* [INPUT ROWS]:
┄┄┄┄┄┄┄┄┄┄

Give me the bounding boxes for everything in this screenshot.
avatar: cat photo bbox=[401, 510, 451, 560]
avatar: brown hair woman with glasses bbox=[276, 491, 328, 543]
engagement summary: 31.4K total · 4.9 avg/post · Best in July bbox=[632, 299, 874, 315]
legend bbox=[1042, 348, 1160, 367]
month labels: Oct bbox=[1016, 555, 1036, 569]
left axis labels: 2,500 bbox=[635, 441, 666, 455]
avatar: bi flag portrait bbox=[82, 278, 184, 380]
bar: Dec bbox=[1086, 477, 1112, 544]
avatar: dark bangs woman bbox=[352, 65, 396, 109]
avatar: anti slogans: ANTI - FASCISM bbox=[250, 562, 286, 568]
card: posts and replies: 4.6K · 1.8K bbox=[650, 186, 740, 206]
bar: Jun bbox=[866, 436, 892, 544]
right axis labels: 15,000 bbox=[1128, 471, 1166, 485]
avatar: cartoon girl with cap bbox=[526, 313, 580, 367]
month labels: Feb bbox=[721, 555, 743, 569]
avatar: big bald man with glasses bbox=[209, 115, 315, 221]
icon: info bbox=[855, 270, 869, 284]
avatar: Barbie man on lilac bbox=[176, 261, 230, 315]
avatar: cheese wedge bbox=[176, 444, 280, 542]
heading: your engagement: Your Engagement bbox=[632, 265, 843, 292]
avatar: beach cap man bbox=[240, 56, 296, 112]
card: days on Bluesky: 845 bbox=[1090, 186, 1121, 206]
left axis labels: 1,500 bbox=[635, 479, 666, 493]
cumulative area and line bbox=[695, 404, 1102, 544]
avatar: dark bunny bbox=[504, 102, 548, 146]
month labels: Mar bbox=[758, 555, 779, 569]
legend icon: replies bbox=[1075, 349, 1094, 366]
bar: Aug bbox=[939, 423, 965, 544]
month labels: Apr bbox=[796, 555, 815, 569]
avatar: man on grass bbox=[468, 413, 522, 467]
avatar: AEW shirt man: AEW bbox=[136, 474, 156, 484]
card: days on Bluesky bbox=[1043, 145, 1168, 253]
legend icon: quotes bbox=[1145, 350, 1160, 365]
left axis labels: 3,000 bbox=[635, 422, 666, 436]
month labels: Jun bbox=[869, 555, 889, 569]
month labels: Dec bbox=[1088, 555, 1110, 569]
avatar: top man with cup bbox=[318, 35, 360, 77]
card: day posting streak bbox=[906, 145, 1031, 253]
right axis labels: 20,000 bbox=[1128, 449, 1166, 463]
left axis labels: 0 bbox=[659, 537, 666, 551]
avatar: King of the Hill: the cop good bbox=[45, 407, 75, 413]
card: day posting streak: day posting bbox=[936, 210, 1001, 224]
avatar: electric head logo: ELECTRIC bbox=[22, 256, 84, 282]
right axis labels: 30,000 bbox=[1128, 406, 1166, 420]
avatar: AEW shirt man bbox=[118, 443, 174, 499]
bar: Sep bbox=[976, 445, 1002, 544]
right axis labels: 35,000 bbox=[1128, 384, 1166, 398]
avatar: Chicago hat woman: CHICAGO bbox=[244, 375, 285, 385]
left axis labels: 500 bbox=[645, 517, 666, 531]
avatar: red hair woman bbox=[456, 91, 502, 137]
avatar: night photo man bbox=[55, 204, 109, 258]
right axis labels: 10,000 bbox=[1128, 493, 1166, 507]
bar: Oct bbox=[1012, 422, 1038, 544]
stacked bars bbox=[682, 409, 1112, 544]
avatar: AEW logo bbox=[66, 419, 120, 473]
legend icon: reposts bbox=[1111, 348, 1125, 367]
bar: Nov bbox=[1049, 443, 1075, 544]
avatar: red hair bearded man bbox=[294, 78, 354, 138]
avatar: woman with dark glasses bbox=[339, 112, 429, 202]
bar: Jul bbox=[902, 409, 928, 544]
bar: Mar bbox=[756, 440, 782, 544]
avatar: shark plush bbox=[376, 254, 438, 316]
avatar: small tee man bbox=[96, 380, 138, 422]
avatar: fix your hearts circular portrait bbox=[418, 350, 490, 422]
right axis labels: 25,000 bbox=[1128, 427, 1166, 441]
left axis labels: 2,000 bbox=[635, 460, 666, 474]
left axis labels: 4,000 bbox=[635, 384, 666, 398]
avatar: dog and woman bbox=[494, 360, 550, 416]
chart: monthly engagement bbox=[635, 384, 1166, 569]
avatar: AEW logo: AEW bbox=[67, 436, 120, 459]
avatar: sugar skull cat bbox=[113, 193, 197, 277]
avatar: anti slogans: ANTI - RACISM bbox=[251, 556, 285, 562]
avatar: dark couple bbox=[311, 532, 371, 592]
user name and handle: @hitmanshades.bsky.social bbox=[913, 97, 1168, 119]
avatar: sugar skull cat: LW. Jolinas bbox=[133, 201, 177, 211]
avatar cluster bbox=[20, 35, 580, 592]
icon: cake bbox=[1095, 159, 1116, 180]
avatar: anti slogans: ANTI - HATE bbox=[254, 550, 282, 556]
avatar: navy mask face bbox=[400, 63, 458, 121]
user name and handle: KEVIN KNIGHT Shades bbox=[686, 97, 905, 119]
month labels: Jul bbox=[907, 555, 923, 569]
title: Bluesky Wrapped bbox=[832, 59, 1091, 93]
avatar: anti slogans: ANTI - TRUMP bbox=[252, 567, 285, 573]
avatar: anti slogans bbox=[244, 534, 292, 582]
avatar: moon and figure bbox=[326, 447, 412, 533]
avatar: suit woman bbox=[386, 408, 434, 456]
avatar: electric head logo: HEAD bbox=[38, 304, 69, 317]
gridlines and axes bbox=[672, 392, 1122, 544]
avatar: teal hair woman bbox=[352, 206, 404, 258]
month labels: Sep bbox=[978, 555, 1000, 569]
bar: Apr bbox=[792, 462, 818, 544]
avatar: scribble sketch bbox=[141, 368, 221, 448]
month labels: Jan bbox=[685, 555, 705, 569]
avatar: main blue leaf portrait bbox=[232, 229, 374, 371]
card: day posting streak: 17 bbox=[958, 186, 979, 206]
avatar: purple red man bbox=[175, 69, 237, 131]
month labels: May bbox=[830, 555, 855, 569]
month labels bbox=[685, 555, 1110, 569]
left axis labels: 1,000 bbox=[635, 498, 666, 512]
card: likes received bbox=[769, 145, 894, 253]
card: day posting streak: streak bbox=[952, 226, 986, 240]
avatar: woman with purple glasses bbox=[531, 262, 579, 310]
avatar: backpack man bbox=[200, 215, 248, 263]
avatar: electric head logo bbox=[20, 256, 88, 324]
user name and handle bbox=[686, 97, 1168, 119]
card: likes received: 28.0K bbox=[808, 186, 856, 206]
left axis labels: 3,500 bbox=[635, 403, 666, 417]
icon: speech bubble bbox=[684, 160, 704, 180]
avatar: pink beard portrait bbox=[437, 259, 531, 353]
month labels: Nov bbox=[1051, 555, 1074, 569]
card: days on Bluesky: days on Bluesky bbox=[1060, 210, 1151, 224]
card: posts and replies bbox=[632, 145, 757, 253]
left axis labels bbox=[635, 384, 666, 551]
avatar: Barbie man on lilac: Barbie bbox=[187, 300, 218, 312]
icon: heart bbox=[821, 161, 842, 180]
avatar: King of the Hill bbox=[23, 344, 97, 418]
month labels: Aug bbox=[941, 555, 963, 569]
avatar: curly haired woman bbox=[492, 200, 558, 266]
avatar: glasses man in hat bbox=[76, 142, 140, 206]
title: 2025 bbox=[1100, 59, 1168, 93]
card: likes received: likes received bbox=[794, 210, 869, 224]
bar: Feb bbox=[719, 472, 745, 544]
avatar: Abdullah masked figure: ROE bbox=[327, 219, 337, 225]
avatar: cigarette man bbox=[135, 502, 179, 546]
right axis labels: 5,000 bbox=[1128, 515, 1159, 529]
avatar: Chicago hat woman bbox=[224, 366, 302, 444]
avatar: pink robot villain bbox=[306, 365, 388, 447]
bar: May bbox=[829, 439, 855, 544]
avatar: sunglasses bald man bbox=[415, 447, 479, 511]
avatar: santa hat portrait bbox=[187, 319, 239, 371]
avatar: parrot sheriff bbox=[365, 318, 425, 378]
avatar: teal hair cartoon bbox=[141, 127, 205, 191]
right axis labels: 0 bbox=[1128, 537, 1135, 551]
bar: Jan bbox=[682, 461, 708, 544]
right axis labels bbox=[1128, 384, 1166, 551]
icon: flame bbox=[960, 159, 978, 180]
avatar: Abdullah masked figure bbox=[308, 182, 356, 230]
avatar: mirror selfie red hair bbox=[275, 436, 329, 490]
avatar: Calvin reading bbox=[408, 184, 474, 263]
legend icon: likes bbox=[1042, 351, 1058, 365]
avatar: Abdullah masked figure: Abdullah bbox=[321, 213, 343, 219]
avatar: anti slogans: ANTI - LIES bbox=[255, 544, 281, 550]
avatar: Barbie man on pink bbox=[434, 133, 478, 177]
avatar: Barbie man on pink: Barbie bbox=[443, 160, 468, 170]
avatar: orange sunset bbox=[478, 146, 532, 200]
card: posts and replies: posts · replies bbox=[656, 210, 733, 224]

┄┄┄┄┄┄┄┄┄┄

* [DIRECTION]:
Repeat every line of the entries word for word, starting from the first line and ending with the line containing "month labels: Feb bbox=[721, 555, 743, 569]".

* [SOLVED EXERCISE]:
Give me the bounding boxes for everything in this screenshot.
avatar: cat photo bbox=[401, 510, 451, 560]
avatar: brown hair woman with glasses bbox=[276, 491, 328, 543]
engagement summary: 31.4K total · 4.9 avg/post · Best in July bbox=[632, 299, 874, 315]
legend bbox=[1042, 348, 1160, 367]
month labels: Oct bbox=[1016, 555, 1036, 569]
left axis labels: 2,500 bbox=[635, 441, 666, 455]
avatar: bi flag portrait bbox=[82, 278, 184, 380]
bar: Dec bbox=[1086, 477, 1112, 544]
avatar: dark bangs woman bbox=[352, 65, 396, 109]
avatar: anti slogans: ANTI - FASCISM bbox=[250, 562, 286, 568]
card: posts and replies: 4.6K · 1.8K bbox=[650, 186, 740, 206]
bar: Jun bbox=[866, 436, 892, 544]
right axis labels: 15,000 bbox=[1128, 471, 1166, 485]
avatar: cartoon girl with cap bbox=[526, 313, 580, 367]
month labels: Feb bbox=[721, 555, 743, 569]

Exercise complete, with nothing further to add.